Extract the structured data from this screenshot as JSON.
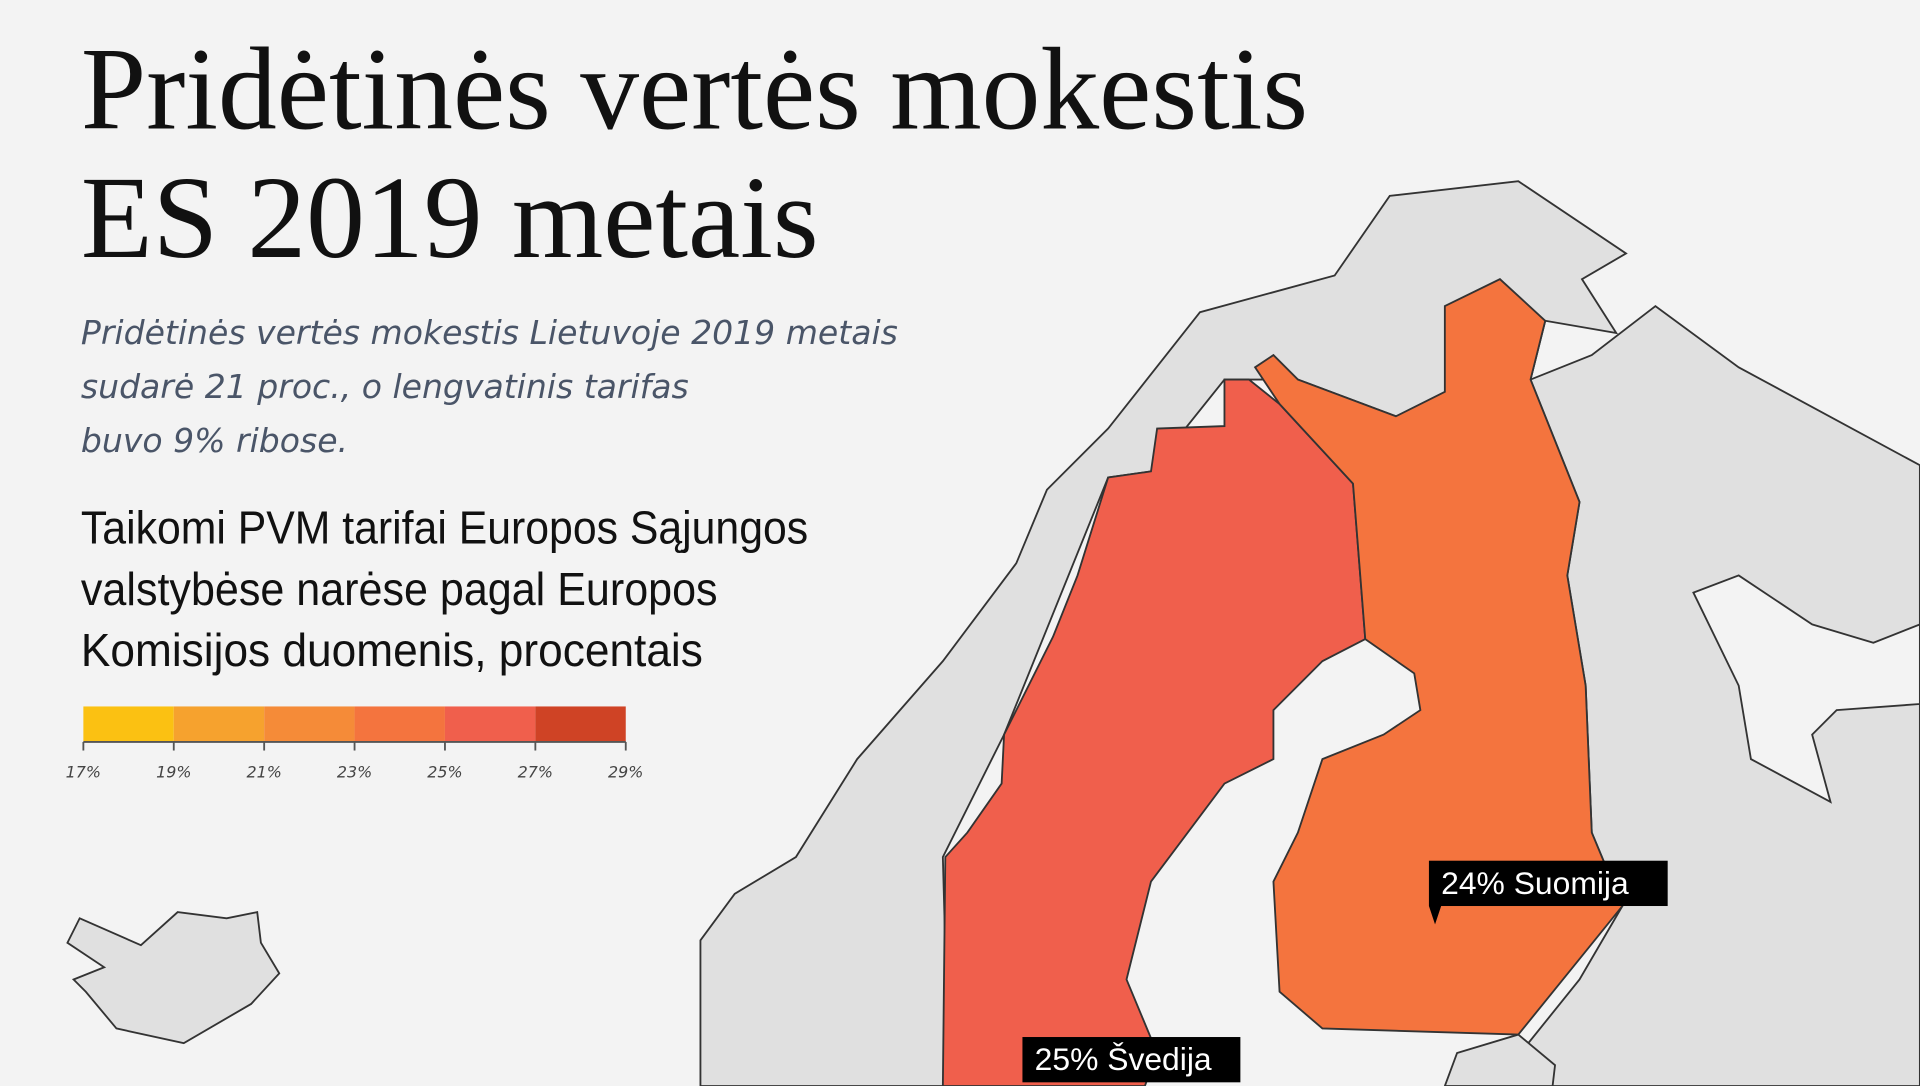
{
  "header": {
    "title": [
      "Pridėtinės vertės mokestis",
      "ES 2019 metais"
    ],
    "subtitle": [
      "Pridėtinės vertės mokestis Lietuvoje 2019 metais",
      "sudarė 21 proc., o lengvatinis tarifas",
      "buvo 9% ribose."
    ]
  },
  "legend": {
    "title": [
      "Taikomi PVM tarifai Europos Sąjungos",
      "valstybėse narėse pagal Europos",
      "Komisijos duomenis, procentais"
    ],
    "ticks": [
      {
        "value": 17,
        "label": "17%"
      },
      {
        "value": 19,
        "label": "19%"
      },
      {
        "value": 21,
        "label": "21%"
      },
      {
        "value": 23,
        "label": "23%"
      },
      {
        "value": 25,
        "label": "25%"
      },
      {
        "value": 27,
        "label": "27%"
      },
      {
        "value": 29,
        "label": "29%"
      }
    ],
    "colors": [
      "#fbc112",
      "#f6a22e",
      "#f58b38",
      "#f4743e",
      "#f05f4c",
      "#cf4325"
    ]
  },
  "map": {
    "regions": [
      {
        "value": 24,
        "label": "24% Suomija"
      },
      {
        "value": 25,
        "label": "25% Švedija"
      }
    ]
  }
}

Work instructions >>
Repeat verbatim all the material, but not the pictures.

Problem solution >>
Extract the structured data from this screenshot as JSON.
{
  "header": {
    "title": [
      "Pridėtinės vertės mokestis",
      "ES 2019 metais"
    ],
    "subtitle": [
      "Pridėtinės vertės mokestis Lietuvoje 2019 metais",
      "sudarė 21 proc., o lengvatinis tarifas",
      "buvo 9% ribose."
    ]
  },
  "legend": {
    "title": [
      "Taikomi PVM tarifai Europos Sąjungos",
      "valstybėse narėse pagal Europos",
      "Komisijos duomenis, procentais"
    ],
    "ticks": [
      {
        "value": 17,
        "label": "17%"
      },
      {
        "value": 19,
        "label": "19%"
      },
      {
        "value": 21,
        "label": "21%"
      },
      {
        "value": 23,
        "label": "23%"
      },
      {
        "value": 25,
        "label": "25%"
      },
      {
        "value": 27,
        "label": "27%"
      },
      {
        "value": 29,
        "label": "29%"
      }
    ],
    "colors": [
      "#fbc112",
      "#f6a22e",
      "#f58b38",
      "#f4743e",
      "#f05f4c",
      "#cf4325"
    ]
  },
  "map": {
    "regions": [
      {
        "value": 24,
        "label": "24% Suomija"
      },
      {
        "value": 25,
        "label": "25% Švedija"
      }
    ]
  }
}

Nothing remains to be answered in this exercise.